Data items:
—————
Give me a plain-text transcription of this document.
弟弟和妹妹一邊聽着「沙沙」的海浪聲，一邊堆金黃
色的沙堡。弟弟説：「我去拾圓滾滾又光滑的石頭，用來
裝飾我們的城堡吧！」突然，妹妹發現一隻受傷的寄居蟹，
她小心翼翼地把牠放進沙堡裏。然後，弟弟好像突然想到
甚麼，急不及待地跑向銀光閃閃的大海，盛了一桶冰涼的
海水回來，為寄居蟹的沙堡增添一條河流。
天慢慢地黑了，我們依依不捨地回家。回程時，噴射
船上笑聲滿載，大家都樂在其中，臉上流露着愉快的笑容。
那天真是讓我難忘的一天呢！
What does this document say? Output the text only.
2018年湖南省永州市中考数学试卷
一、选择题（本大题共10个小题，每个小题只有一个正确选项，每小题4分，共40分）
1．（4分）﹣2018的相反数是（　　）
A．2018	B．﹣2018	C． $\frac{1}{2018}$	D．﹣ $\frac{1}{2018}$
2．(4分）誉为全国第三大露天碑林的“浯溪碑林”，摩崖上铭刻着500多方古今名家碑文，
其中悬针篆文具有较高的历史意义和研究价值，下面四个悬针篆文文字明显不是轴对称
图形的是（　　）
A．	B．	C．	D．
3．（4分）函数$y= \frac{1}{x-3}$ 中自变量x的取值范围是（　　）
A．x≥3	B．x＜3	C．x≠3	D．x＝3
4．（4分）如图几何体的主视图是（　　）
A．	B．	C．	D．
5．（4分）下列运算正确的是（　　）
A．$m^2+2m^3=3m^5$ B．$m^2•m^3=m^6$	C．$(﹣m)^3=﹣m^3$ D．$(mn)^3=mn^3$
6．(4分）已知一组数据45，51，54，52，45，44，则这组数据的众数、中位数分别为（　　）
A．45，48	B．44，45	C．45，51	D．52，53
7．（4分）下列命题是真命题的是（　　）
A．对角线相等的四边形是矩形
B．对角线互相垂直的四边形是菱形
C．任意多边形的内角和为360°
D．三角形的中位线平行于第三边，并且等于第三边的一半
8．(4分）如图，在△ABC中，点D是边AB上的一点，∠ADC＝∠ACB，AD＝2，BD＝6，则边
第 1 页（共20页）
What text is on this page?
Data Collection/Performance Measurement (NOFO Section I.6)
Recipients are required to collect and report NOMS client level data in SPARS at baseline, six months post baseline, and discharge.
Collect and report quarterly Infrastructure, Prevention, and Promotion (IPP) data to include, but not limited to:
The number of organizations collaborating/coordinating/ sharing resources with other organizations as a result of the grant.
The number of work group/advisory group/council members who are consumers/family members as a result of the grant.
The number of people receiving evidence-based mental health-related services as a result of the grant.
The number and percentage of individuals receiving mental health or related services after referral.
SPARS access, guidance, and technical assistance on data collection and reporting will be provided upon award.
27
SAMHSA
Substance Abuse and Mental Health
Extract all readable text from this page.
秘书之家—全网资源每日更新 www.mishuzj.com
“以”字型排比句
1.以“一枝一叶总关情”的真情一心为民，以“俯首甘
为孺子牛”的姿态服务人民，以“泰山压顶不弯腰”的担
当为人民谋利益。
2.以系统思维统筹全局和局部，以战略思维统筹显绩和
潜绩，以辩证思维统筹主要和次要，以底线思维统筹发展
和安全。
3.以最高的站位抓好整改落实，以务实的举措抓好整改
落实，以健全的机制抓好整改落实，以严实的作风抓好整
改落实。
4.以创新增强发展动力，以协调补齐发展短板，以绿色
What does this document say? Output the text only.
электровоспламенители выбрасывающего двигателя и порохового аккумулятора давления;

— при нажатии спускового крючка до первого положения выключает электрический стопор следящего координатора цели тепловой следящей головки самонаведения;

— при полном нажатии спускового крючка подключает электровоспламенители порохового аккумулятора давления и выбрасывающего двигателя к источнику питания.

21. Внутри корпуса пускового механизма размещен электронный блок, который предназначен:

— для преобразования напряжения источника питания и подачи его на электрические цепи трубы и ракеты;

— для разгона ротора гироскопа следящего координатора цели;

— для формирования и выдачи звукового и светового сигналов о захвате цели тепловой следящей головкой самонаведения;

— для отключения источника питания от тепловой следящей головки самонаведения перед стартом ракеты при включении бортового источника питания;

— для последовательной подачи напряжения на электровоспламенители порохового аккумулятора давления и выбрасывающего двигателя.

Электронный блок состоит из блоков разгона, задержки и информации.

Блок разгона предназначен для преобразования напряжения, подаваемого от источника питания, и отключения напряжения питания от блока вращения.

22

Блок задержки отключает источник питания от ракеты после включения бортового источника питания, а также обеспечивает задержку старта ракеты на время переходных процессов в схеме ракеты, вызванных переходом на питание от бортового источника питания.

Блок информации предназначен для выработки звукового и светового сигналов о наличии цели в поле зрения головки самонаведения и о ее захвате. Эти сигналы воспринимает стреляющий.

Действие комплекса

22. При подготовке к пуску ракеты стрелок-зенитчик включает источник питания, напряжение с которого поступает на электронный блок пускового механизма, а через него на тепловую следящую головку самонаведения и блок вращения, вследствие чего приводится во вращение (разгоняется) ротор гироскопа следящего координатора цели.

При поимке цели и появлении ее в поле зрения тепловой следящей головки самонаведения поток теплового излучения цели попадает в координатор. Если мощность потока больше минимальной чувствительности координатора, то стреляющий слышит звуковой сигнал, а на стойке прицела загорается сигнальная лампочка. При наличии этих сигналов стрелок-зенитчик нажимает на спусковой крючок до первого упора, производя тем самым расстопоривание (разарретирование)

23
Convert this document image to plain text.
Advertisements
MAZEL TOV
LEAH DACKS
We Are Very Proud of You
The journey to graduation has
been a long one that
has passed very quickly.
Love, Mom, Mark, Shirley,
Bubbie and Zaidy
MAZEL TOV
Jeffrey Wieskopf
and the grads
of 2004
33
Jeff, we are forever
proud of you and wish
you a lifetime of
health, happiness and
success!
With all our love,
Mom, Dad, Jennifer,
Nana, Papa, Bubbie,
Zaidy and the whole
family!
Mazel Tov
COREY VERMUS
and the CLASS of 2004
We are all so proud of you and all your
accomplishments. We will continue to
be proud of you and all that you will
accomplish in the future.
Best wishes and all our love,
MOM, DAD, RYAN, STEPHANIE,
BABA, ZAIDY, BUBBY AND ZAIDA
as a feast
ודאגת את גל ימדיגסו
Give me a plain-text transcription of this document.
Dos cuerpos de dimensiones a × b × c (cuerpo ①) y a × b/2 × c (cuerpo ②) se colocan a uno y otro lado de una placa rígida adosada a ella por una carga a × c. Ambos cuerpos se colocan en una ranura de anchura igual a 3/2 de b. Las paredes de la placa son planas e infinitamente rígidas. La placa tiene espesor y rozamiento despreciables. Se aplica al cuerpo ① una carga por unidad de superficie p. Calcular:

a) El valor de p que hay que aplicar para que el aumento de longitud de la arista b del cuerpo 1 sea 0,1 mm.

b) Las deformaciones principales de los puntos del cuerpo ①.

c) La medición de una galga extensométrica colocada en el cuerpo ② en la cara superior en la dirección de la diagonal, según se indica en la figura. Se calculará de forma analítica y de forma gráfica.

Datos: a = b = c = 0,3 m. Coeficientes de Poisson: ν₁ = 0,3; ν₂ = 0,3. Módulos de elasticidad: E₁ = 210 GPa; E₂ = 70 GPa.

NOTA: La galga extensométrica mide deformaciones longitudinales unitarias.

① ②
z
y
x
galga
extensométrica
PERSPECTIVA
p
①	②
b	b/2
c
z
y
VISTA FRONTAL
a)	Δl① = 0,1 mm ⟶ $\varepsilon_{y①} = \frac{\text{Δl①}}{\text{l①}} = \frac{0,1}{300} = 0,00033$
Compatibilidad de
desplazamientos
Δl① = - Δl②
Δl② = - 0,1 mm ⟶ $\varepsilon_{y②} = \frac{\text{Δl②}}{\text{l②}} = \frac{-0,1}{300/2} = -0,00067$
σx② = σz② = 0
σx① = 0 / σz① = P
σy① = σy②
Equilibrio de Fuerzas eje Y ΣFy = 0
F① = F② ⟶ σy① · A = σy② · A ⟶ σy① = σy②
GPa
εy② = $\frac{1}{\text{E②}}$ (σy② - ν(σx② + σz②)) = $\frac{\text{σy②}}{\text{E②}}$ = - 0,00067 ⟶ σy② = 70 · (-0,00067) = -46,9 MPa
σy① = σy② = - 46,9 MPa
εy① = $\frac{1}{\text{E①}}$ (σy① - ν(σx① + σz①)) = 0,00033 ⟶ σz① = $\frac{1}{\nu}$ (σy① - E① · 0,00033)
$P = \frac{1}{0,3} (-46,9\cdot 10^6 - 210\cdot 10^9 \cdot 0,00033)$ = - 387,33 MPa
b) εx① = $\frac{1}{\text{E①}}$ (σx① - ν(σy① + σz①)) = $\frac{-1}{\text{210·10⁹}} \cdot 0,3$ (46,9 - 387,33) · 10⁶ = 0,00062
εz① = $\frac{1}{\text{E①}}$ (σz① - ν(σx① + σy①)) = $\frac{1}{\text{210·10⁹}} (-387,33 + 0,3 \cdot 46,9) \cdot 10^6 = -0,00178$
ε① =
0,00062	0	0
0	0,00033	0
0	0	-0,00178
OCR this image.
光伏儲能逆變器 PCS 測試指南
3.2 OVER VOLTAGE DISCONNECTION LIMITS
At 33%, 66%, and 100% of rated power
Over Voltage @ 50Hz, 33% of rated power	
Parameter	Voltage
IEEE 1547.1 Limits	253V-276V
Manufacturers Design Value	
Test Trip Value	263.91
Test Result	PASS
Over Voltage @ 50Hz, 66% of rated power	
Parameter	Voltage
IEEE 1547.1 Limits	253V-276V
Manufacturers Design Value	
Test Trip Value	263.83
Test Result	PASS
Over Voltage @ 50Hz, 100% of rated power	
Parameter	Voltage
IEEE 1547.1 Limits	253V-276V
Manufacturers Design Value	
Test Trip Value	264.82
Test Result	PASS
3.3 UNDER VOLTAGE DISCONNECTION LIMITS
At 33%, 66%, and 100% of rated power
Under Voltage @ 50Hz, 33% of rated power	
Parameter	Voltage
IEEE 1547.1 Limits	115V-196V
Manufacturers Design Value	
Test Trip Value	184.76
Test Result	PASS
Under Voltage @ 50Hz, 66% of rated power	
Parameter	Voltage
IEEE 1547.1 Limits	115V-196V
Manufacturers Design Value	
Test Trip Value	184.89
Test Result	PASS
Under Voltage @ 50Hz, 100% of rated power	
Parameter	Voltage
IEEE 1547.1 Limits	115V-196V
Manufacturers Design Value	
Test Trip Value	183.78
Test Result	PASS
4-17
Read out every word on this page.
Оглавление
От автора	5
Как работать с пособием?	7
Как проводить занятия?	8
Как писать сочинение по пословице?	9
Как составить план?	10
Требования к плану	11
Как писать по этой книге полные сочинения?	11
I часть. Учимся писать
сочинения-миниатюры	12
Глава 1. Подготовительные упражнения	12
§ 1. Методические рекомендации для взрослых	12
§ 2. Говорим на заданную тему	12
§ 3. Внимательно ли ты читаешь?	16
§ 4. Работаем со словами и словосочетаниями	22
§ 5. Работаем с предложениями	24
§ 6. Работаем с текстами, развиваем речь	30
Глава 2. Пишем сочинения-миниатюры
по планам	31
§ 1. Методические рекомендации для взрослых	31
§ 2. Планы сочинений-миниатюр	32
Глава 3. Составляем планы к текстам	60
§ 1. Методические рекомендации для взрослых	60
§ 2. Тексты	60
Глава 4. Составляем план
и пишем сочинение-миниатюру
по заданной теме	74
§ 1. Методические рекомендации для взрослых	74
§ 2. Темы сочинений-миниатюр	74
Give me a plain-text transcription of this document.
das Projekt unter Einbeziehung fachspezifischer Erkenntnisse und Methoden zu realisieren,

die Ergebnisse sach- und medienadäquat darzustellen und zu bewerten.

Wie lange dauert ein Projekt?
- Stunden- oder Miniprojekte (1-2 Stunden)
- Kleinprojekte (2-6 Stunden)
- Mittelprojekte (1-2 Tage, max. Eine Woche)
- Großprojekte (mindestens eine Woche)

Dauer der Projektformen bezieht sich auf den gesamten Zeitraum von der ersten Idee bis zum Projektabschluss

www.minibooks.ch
—————
Directive: From the entries above, return each line with the word "сочинение" in it.

Expected answer:
Как писать сочинение по пословице?	9
и пишем сочинение-миниатюру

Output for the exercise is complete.